§ Directions for this task
Give only the number of lines in the listing below where the string "HAVNA" occurs.
++++++++++++++++++++
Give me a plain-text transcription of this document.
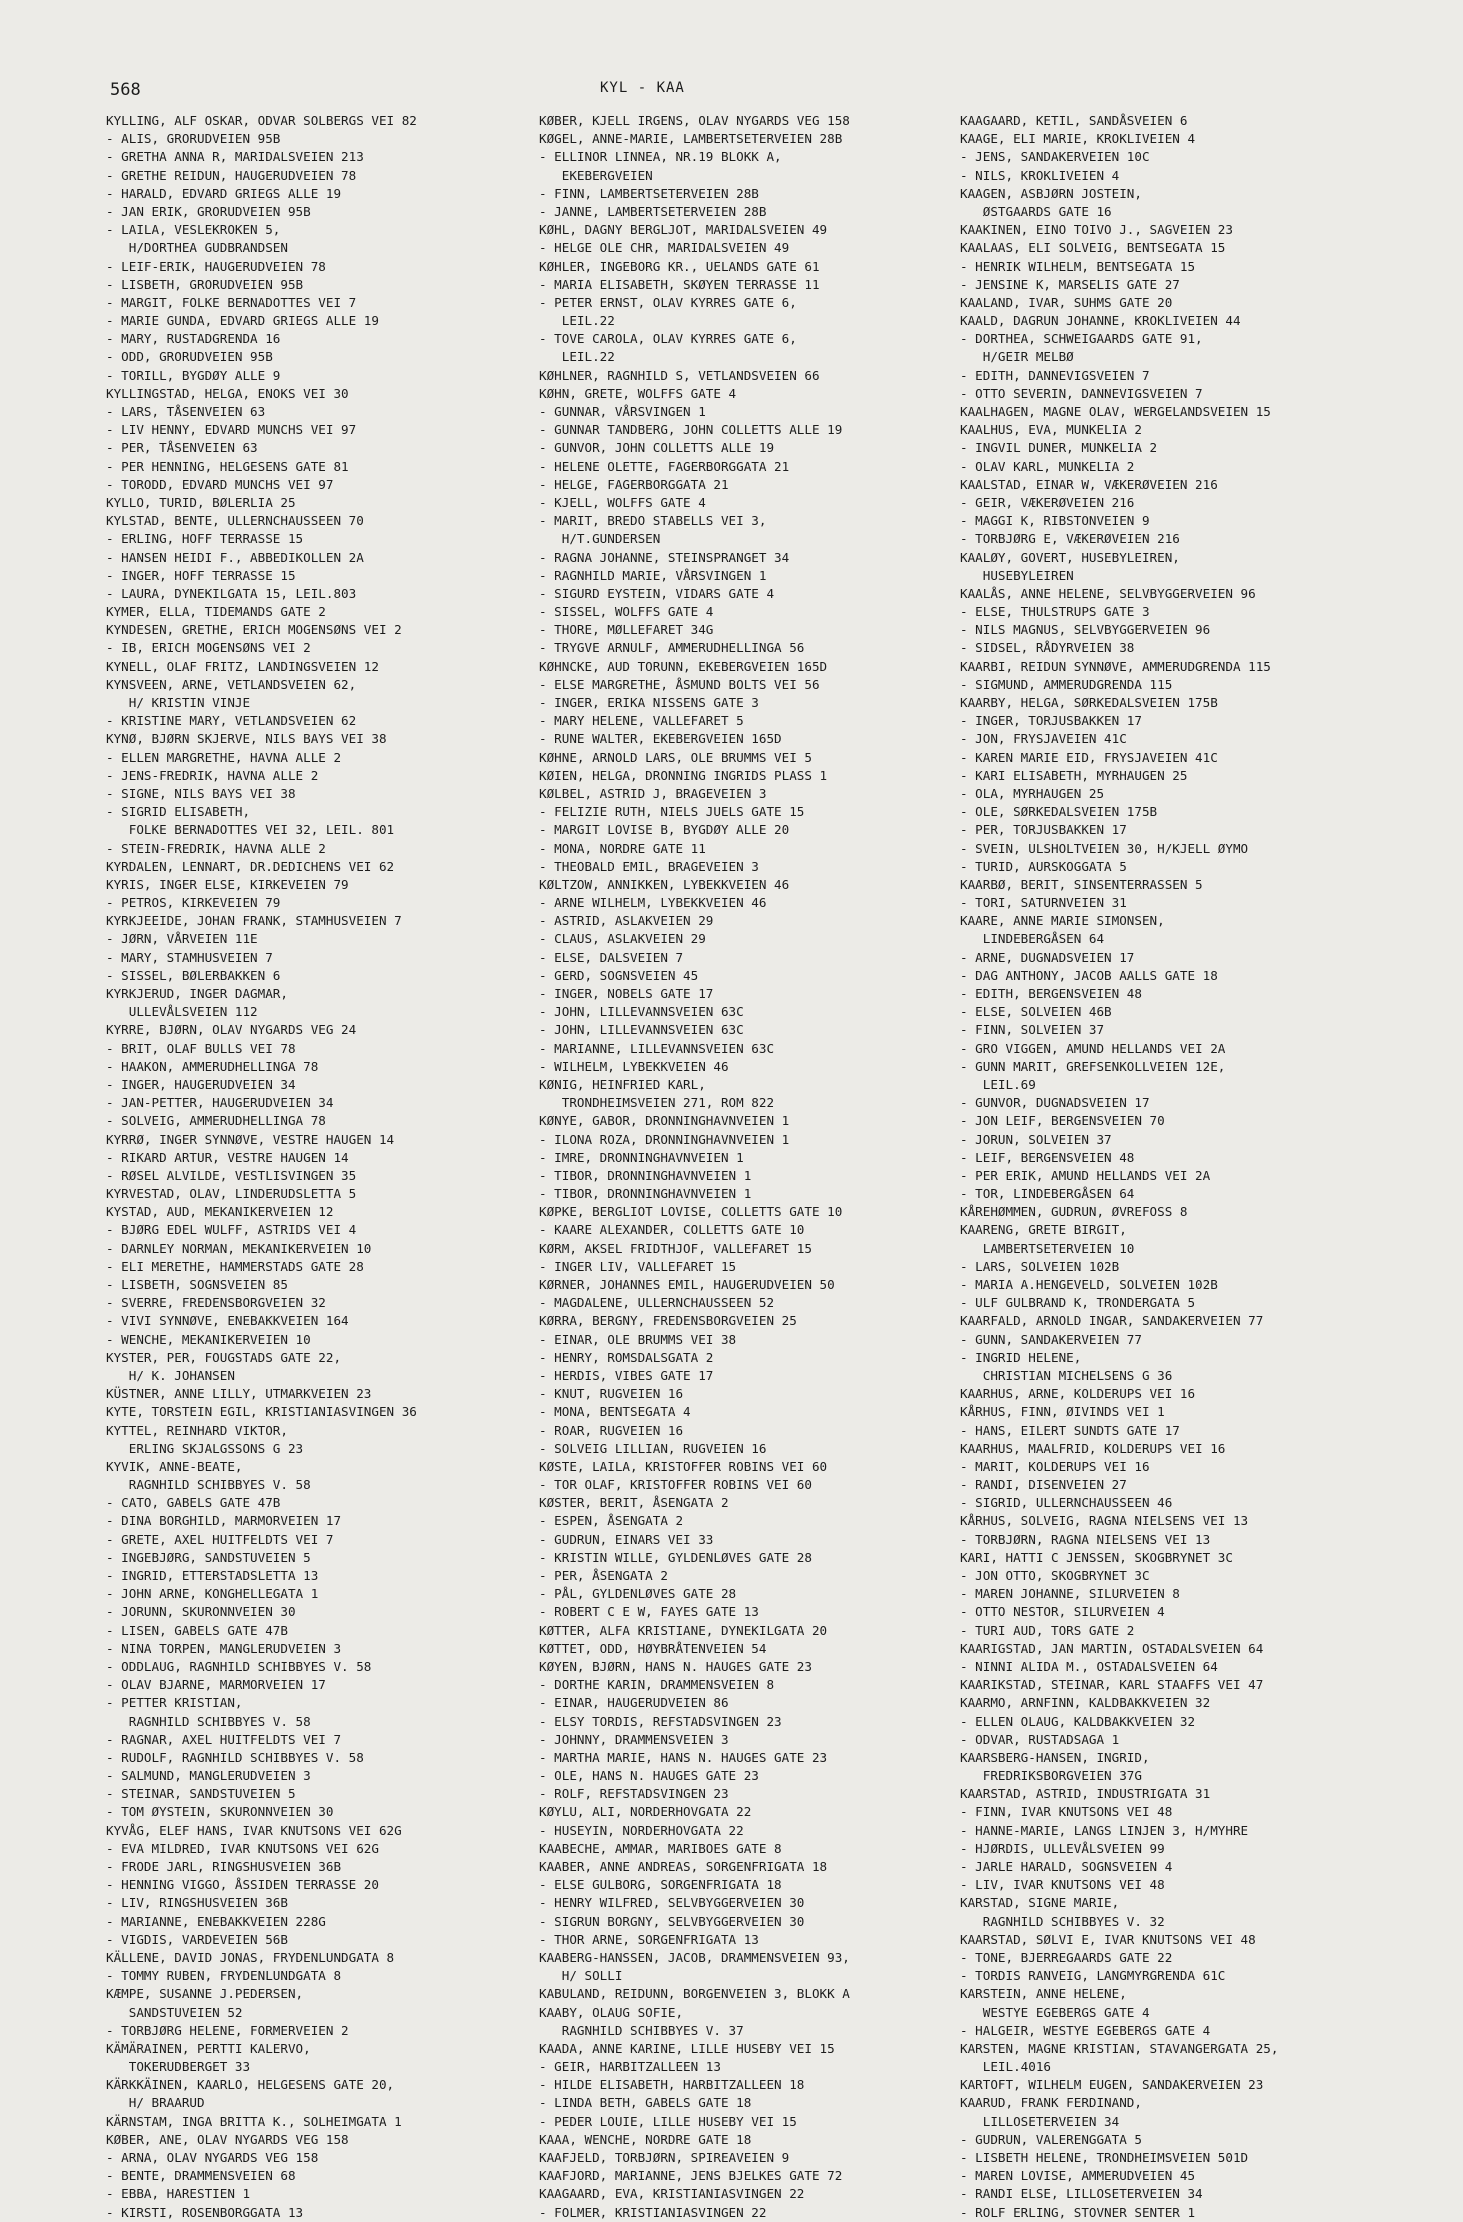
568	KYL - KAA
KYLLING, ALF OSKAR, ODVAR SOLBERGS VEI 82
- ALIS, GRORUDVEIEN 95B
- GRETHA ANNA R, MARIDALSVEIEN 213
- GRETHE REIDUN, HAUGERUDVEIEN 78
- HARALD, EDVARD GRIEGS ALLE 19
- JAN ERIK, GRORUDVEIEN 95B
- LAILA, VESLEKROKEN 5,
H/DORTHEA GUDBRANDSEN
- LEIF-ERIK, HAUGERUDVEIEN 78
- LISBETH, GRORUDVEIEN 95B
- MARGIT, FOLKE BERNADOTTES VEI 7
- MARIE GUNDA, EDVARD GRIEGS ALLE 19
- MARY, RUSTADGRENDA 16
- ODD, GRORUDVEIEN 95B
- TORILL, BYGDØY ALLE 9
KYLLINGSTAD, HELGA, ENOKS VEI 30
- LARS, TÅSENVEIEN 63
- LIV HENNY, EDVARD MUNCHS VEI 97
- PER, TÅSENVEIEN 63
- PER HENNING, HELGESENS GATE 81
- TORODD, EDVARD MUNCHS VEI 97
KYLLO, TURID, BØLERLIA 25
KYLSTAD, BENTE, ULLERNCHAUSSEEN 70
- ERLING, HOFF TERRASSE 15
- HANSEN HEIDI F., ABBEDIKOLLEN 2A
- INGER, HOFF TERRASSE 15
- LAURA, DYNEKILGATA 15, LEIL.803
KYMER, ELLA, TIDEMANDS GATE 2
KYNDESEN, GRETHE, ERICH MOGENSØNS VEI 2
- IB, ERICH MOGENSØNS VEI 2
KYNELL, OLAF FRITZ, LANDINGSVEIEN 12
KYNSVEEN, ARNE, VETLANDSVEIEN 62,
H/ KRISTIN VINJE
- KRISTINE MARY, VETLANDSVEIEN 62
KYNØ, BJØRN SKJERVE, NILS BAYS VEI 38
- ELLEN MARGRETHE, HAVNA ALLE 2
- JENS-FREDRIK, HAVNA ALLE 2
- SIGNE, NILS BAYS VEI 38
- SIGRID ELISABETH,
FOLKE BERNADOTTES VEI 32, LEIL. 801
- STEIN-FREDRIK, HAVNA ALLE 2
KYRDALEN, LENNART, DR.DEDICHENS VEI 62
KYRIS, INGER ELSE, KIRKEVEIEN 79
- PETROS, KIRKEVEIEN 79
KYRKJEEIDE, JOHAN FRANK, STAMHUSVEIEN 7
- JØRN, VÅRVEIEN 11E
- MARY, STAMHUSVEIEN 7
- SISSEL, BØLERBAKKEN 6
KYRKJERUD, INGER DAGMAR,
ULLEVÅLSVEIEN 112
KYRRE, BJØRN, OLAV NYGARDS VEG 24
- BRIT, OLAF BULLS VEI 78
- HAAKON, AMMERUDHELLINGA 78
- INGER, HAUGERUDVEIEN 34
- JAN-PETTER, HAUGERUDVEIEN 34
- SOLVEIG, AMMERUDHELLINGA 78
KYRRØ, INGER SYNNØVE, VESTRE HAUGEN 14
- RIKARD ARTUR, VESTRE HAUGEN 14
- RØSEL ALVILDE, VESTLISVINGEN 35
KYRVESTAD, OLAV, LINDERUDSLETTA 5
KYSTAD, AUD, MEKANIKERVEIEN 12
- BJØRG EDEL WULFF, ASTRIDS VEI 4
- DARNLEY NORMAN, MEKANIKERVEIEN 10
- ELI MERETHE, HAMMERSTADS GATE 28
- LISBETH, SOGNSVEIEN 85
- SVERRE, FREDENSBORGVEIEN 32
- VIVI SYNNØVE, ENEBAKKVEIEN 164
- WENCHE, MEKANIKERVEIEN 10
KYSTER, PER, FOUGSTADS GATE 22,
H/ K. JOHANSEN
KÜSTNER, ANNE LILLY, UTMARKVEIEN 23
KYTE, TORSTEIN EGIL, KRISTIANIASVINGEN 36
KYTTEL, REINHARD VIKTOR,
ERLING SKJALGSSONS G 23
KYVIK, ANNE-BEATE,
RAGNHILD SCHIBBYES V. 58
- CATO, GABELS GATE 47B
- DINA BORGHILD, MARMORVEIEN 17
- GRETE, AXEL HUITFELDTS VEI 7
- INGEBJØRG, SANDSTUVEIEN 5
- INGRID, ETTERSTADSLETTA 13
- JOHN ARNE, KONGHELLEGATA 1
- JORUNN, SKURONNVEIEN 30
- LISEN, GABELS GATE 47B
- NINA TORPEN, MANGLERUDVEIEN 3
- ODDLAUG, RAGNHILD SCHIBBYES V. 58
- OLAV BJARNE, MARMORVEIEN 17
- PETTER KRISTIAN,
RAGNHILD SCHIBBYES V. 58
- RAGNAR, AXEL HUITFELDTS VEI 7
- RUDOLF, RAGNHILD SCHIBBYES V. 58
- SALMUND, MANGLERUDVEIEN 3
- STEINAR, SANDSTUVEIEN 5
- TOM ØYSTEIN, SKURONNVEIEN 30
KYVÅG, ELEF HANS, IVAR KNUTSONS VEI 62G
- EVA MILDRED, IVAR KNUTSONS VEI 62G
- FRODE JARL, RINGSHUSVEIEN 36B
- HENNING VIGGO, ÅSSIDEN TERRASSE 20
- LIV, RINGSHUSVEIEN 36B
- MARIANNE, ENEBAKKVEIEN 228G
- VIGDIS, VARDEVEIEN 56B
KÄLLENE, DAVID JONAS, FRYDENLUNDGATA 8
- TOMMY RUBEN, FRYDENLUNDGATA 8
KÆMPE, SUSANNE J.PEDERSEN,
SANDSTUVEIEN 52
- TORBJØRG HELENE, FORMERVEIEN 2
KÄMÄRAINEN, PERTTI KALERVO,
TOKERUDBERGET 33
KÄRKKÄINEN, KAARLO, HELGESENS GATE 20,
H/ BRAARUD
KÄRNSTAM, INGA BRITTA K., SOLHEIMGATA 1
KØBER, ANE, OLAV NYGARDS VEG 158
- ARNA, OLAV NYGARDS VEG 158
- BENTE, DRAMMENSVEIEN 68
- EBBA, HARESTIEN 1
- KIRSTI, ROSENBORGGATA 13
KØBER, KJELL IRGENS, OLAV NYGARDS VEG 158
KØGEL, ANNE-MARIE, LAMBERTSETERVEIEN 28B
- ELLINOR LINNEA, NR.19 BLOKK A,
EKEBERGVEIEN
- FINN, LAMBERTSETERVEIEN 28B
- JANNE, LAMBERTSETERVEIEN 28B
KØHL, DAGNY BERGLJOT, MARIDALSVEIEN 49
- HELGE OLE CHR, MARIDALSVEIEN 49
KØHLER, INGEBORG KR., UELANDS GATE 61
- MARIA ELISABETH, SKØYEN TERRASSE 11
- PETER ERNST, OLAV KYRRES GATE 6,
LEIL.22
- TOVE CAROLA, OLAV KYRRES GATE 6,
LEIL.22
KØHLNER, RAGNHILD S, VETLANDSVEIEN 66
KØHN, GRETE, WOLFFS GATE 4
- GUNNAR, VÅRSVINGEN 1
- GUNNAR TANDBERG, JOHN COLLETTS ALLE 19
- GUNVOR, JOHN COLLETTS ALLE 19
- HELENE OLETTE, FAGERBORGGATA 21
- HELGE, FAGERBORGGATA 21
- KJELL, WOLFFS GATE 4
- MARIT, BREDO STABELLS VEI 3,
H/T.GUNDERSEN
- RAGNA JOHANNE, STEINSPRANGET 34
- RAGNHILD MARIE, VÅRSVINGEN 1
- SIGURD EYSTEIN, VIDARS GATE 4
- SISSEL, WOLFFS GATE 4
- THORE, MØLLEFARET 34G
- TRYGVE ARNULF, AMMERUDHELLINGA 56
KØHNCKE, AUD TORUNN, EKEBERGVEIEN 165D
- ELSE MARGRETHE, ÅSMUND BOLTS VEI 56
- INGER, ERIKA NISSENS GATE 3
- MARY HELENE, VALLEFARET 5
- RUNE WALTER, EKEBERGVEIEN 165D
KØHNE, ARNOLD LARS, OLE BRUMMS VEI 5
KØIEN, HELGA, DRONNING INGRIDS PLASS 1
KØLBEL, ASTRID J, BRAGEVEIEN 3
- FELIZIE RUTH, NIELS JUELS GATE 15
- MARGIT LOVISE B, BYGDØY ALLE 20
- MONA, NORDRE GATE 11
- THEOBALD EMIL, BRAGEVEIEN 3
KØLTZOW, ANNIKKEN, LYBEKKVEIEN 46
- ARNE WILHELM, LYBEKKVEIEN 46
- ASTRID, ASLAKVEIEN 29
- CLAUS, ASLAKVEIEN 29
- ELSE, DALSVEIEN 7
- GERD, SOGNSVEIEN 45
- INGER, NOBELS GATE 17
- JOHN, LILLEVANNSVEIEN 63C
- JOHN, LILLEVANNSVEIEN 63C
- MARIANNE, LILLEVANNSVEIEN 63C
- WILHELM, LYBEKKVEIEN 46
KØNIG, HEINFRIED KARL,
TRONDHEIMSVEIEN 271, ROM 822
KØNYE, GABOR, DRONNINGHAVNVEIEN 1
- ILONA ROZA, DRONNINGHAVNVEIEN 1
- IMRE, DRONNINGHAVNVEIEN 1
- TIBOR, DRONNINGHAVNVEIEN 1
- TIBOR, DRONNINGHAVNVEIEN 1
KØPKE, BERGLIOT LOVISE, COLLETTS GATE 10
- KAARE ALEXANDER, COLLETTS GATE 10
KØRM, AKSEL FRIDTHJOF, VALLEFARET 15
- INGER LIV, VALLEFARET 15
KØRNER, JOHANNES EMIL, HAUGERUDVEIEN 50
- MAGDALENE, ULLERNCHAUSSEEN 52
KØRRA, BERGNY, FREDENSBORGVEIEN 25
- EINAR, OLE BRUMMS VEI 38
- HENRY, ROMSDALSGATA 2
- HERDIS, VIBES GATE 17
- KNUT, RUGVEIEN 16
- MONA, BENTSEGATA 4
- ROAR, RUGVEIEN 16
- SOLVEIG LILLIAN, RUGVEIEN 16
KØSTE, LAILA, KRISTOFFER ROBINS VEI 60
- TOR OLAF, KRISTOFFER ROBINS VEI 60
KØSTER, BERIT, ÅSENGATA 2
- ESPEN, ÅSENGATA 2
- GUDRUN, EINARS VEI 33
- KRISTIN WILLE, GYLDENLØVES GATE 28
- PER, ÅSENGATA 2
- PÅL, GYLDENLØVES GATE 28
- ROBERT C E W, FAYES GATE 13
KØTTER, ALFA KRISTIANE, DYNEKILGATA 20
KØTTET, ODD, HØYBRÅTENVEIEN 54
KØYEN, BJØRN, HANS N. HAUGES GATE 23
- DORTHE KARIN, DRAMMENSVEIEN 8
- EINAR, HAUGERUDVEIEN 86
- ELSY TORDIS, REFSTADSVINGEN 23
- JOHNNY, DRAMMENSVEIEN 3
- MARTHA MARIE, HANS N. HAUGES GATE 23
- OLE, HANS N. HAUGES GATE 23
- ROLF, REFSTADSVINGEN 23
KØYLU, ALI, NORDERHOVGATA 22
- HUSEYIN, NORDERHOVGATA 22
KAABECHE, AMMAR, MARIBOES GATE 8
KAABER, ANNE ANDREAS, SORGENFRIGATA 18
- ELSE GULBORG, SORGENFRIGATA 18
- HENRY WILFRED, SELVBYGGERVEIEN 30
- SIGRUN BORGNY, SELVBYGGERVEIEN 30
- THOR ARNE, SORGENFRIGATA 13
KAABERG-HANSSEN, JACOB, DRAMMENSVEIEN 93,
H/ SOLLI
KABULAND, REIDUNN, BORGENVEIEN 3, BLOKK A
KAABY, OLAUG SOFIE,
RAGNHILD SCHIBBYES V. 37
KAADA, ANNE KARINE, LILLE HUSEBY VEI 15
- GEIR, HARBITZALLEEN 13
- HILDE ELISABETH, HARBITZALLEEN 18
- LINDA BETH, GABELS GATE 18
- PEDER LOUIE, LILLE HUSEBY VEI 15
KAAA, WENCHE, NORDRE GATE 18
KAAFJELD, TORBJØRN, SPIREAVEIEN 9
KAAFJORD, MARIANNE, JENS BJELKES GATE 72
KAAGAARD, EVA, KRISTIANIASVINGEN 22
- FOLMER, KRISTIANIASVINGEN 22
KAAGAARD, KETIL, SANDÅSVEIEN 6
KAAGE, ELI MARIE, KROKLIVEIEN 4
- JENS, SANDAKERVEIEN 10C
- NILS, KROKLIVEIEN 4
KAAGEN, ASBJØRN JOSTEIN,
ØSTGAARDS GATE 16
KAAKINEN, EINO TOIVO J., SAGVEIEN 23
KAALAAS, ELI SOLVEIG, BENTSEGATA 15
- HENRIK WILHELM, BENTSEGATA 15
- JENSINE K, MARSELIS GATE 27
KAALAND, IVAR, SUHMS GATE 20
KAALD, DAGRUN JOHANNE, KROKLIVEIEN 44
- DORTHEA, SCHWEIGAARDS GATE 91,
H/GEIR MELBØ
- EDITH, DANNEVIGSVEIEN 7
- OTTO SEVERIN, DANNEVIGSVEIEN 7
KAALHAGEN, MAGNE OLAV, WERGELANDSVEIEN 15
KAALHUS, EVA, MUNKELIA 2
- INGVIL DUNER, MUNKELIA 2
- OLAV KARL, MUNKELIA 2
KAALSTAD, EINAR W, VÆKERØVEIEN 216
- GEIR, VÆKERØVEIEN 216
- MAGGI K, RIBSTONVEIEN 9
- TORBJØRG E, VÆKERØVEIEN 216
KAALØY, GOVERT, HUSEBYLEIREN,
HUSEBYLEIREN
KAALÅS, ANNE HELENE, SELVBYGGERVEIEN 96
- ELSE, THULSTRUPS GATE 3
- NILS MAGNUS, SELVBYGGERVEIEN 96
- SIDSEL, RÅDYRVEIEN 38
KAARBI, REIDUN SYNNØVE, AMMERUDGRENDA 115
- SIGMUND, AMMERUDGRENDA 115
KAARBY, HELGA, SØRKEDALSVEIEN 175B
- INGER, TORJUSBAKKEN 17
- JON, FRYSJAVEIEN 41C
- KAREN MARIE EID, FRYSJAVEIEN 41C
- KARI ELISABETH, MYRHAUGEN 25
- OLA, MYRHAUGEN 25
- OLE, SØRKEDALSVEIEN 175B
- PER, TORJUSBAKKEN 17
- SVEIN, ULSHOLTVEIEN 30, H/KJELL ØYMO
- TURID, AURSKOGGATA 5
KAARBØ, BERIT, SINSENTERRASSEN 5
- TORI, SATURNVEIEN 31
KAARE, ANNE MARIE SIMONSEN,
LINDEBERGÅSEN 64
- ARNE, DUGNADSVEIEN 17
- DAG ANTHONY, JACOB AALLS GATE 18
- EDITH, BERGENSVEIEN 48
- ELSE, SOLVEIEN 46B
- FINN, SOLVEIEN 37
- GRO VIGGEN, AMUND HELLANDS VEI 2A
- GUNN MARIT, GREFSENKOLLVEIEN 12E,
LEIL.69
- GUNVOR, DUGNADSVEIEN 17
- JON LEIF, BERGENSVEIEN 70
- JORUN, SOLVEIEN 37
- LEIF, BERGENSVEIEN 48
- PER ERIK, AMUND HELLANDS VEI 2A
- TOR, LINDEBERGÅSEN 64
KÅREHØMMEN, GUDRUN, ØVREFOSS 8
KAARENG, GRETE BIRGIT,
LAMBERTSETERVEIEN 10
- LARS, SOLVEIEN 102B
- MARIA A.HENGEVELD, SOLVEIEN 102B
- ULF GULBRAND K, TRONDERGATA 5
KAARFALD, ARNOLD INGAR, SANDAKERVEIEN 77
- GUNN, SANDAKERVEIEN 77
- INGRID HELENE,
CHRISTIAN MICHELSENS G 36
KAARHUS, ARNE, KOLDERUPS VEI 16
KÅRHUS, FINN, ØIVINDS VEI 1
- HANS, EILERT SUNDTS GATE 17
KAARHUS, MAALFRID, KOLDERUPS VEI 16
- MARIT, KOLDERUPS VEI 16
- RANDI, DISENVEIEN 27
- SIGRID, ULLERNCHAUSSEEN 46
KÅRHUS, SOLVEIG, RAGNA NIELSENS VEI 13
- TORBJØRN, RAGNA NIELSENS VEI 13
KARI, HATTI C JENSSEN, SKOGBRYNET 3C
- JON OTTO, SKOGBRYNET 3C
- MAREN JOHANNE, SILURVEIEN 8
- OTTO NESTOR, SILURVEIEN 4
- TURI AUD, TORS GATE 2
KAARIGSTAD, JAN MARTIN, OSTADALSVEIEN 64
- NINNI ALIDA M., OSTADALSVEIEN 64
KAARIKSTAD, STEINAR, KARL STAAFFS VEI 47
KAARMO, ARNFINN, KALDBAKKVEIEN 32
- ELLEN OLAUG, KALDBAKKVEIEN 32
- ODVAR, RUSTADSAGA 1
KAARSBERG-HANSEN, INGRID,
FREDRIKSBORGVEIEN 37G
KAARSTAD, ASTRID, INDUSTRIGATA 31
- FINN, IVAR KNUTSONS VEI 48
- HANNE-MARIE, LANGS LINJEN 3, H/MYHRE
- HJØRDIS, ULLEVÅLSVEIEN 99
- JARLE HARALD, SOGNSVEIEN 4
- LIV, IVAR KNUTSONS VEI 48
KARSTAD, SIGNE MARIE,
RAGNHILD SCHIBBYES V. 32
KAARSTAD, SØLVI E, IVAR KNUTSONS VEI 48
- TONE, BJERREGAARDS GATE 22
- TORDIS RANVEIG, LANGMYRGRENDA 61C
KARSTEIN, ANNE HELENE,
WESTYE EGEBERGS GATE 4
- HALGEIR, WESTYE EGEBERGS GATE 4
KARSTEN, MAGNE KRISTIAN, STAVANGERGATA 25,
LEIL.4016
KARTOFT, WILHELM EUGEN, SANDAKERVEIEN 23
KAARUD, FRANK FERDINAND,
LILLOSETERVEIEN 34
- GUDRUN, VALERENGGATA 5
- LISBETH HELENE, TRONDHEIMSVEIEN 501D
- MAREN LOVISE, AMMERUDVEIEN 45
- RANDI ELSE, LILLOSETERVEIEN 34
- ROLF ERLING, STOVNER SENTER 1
++++++++++++++++++++
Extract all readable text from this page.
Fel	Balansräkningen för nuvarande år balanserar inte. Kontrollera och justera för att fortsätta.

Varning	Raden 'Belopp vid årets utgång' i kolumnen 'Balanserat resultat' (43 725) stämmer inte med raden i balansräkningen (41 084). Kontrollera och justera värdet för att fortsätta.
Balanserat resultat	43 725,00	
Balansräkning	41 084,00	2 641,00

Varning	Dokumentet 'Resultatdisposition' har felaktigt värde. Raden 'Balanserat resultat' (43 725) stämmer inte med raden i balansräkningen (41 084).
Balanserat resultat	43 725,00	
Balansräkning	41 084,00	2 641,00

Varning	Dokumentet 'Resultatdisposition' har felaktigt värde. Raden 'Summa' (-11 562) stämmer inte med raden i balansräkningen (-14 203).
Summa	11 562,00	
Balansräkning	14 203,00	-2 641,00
++++++++++++++++++++
§ Solution
3